[INSTRUCTIONS TO FOLLOW] Scan the data below. Pull out each line where "GBPUSD" occurs.

Dataset items:
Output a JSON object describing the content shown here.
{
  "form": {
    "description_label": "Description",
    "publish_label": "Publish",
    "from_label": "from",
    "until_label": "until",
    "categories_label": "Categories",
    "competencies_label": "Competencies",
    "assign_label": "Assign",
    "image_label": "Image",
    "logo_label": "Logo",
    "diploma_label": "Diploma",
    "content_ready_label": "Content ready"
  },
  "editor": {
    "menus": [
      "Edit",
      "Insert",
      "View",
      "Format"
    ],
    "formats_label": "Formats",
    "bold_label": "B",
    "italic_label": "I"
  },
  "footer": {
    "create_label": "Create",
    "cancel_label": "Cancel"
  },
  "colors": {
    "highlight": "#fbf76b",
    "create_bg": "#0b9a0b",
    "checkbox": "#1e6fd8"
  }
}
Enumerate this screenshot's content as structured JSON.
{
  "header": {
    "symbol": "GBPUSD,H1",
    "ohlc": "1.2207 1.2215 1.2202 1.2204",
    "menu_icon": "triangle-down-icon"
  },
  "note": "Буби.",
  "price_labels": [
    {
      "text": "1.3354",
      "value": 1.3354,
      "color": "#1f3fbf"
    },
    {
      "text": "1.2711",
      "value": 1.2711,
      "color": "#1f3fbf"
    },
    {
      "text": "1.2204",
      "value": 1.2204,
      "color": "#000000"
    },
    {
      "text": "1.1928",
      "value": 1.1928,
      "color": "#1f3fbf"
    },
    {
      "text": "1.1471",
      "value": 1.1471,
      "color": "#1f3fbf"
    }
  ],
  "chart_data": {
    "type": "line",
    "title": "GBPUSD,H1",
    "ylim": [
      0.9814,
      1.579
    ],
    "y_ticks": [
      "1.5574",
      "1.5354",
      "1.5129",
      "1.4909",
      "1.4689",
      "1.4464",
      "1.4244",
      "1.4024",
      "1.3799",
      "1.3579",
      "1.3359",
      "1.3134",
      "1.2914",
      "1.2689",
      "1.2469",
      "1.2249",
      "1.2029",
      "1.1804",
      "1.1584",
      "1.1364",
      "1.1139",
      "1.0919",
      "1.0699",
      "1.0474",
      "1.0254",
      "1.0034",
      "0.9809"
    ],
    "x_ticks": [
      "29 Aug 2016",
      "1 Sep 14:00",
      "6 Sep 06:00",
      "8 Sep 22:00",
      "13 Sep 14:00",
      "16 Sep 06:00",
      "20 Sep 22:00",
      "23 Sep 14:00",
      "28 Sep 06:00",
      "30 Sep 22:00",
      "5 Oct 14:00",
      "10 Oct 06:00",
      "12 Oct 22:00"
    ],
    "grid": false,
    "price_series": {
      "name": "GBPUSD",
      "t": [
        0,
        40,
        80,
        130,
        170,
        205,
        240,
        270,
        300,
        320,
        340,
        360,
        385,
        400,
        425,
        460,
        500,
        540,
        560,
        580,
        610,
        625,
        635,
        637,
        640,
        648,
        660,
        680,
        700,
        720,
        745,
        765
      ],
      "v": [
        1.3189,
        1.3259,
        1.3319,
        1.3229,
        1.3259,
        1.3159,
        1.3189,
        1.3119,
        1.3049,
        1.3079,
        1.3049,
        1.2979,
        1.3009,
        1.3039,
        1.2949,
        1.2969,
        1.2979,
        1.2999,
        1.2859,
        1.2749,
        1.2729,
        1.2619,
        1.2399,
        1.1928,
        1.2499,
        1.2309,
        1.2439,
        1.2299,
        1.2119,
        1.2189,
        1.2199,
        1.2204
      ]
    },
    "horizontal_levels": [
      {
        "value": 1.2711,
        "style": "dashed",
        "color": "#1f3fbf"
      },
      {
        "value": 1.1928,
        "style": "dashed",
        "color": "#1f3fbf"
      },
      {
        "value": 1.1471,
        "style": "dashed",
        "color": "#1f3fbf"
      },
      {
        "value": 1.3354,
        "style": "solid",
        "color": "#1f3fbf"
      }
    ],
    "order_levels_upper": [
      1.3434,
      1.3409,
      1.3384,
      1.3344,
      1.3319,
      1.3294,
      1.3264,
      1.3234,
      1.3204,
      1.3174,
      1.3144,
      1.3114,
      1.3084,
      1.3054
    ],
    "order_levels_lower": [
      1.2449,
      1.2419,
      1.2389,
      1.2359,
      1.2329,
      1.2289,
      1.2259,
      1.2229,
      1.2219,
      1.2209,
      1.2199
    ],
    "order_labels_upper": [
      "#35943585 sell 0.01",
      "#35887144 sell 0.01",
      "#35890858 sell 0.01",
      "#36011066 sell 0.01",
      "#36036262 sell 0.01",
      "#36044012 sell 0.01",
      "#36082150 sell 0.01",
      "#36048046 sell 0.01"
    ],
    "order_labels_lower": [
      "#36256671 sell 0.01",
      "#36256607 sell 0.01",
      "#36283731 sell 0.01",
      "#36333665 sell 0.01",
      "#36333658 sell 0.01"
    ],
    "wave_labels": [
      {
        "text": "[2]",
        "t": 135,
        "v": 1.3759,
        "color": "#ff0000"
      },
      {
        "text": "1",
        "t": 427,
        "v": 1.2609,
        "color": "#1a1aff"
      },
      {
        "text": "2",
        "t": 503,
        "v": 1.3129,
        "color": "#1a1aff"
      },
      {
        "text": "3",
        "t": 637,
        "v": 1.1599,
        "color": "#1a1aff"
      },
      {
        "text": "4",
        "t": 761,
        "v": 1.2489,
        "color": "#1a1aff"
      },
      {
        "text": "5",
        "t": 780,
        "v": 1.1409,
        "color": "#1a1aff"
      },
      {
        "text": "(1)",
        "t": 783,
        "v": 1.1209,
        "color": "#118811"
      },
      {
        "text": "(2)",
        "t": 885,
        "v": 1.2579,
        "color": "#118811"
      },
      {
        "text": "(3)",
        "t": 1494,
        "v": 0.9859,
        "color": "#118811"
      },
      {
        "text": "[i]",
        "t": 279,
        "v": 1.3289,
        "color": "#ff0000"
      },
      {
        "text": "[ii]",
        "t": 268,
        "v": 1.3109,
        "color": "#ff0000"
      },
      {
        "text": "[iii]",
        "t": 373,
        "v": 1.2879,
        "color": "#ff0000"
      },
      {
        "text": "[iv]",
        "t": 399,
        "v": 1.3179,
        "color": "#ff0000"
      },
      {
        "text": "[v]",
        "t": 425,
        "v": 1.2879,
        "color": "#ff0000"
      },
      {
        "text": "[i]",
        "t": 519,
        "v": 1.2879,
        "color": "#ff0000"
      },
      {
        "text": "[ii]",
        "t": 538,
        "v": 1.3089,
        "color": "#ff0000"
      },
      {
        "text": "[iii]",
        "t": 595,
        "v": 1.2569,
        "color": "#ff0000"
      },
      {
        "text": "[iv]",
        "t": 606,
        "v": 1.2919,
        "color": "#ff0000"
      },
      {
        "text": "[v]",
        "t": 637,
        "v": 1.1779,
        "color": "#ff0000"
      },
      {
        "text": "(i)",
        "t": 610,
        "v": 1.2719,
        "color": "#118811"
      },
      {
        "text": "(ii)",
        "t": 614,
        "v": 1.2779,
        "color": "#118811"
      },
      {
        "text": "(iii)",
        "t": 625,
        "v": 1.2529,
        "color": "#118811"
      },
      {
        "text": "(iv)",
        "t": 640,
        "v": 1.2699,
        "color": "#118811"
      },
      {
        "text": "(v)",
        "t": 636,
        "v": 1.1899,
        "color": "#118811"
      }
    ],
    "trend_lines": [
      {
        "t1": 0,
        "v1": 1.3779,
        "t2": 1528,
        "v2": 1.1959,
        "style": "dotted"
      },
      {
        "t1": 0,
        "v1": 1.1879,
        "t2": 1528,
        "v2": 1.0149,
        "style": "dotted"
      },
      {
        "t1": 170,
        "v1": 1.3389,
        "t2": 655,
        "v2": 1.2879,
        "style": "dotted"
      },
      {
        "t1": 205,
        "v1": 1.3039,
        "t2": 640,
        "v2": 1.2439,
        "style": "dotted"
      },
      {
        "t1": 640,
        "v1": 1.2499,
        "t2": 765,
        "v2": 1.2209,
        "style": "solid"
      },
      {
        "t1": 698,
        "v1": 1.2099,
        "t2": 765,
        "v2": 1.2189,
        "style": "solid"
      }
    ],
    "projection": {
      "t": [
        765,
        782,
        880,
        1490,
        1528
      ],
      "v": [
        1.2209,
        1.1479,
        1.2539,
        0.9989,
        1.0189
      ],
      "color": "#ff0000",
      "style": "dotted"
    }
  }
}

[COMPLETE RESPONSE]
    "symbol": "GBPUSD,H1",
    "title": "GBPUSD,H1",
      "name": "GBPUSD",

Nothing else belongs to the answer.